* [YOUR INSTRUCTIONS]: Below is a listing; write it out exactly and drop any images from it.

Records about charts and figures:
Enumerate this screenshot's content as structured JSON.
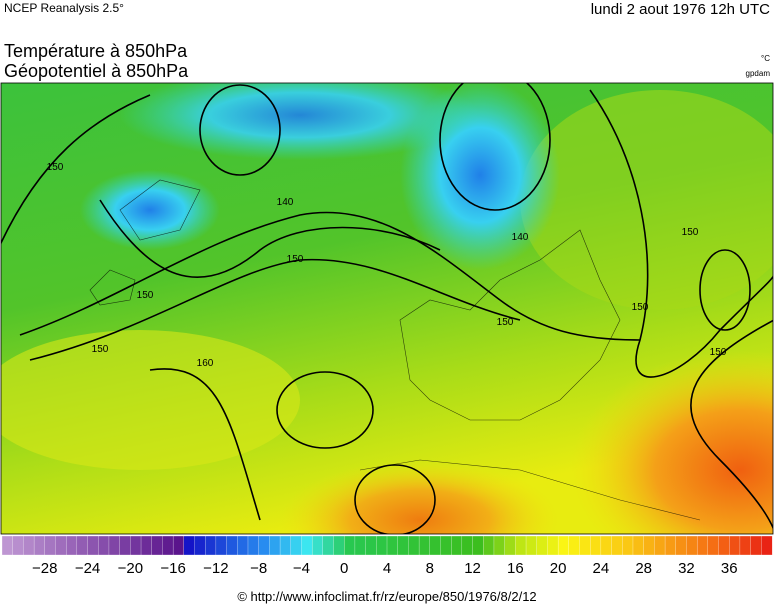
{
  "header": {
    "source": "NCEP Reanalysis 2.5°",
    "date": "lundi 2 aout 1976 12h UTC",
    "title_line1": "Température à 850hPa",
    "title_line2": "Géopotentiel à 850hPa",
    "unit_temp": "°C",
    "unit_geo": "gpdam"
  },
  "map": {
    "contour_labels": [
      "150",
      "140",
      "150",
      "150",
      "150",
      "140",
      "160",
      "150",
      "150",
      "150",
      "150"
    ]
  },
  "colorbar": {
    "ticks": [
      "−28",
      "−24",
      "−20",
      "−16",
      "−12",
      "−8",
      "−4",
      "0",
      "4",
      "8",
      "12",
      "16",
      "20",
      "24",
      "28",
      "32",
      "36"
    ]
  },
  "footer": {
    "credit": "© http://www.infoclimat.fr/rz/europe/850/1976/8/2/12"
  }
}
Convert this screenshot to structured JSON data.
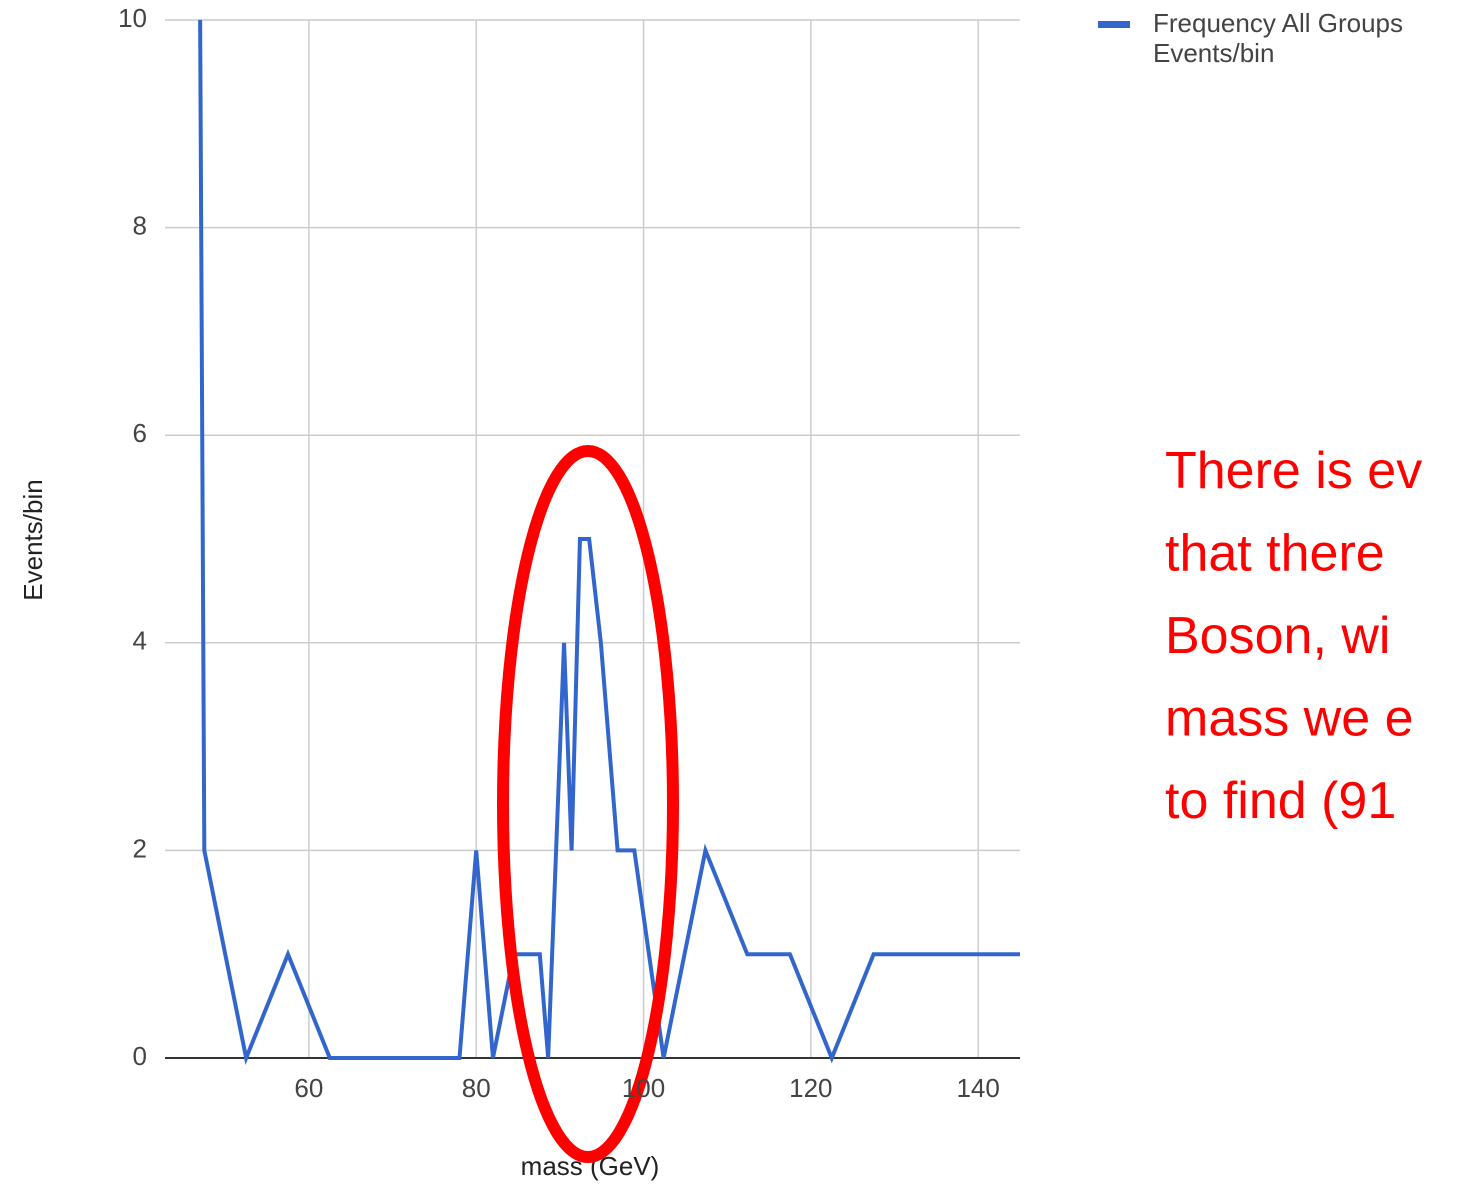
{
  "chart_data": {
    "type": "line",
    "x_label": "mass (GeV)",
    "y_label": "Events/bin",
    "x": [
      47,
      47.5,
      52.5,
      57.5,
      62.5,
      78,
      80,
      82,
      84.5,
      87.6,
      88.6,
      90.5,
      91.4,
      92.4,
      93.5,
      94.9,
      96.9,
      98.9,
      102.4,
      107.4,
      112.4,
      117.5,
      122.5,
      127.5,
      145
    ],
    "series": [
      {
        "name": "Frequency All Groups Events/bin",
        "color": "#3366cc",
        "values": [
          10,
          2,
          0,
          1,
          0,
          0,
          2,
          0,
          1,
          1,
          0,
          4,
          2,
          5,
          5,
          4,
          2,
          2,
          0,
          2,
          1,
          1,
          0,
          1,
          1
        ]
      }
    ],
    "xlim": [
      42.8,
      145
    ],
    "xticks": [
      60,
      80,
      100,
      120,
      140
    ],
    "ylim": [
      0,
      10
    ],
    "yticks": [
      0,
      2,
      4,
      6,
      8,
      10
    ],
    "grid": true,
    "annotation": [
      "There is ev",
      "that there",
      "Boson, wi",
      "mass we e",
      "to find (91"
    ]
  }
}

* [THE OUTPUT]:
Enumerate this screenshot's content as structured JSON.
{
  "header": {
    "source": "NCEP Reanalysis 2.5°",
    "date": "lundi 2 aout 1976 12h UTC",
    "title_line1": "Température à 850hPa",
    "title_line2": "Géopotentiel à 850hPa",
    "unit_temp": "°C",
    "unit_geo": "gpdam"
  },
  "map": {
    "contour_labels": [
      "150",
      "140",
      "150",
      "150",
      "150",
      "140",
      "160",
      "150",
      "150",
      "150",
      "150"
    ]
  },
  "colorbar": {
    "ticks": [
      "−28",
      "−24",
      "−20",
      "−16",
      "−12",
      "−8",
      "−4",
      "0",
      "4",
      "8",
      "12",
      "16",
      "20",
      "24",
      "28",
      "32",
      "36"
    ]
  },
  "footer": {
    "credit": "© http://www.infoclimat.fr/rz/europe/850/1976/8/2/12"
  }
}
Convert this screenshot to structured JSON data.
{
  "chart_data": {
    "type": "line",
    "x_label": "mass (GeV)",
    "y_label": "Events/bin",
    "x": [
      47,
      47.5,
      52.5,
      57.5,
      62.5,
      78,
      80,
      82,
      84.5,
      87.6,
      88.6,
      90.5,
      91.4,
      92.4,
      93.5,
      94.9,
      96.9,
      98.9,
      102.4,
      107.4,
      112.4,
      117.5,
      122.5,
      127.5,
      145
    ],
    "series": [
      {
        "name": "Frequency All Groups Events/bin",
        "color": "#3366cc",
        "values": [
          10,
          2,
          0,
          1,
          0,
          0,
          2,
          0,
          1,
          1,
          0,
          4,
          2,
          5,
          5,
          4,
          2,
          2,
          0,
          2,
          1,
          1,
          0,
          1,
          1
        ]
      }
    ],
    "xlim": [
      42.8,
      145
    ],
    "xticks": [
      60,
      80,
      100,
      120,
      140
    ],
    "ylim": [
      0,
      10
    ],
    "yticks": [
      0,
      2,
      4,
      6,
      8,
      10
    ],
    "grid": true,
    "annotation": [
      "There is ev",
      "that there",
      "Boson, wi",
      "mass we e",
      "to find (91"
    ]
  }
}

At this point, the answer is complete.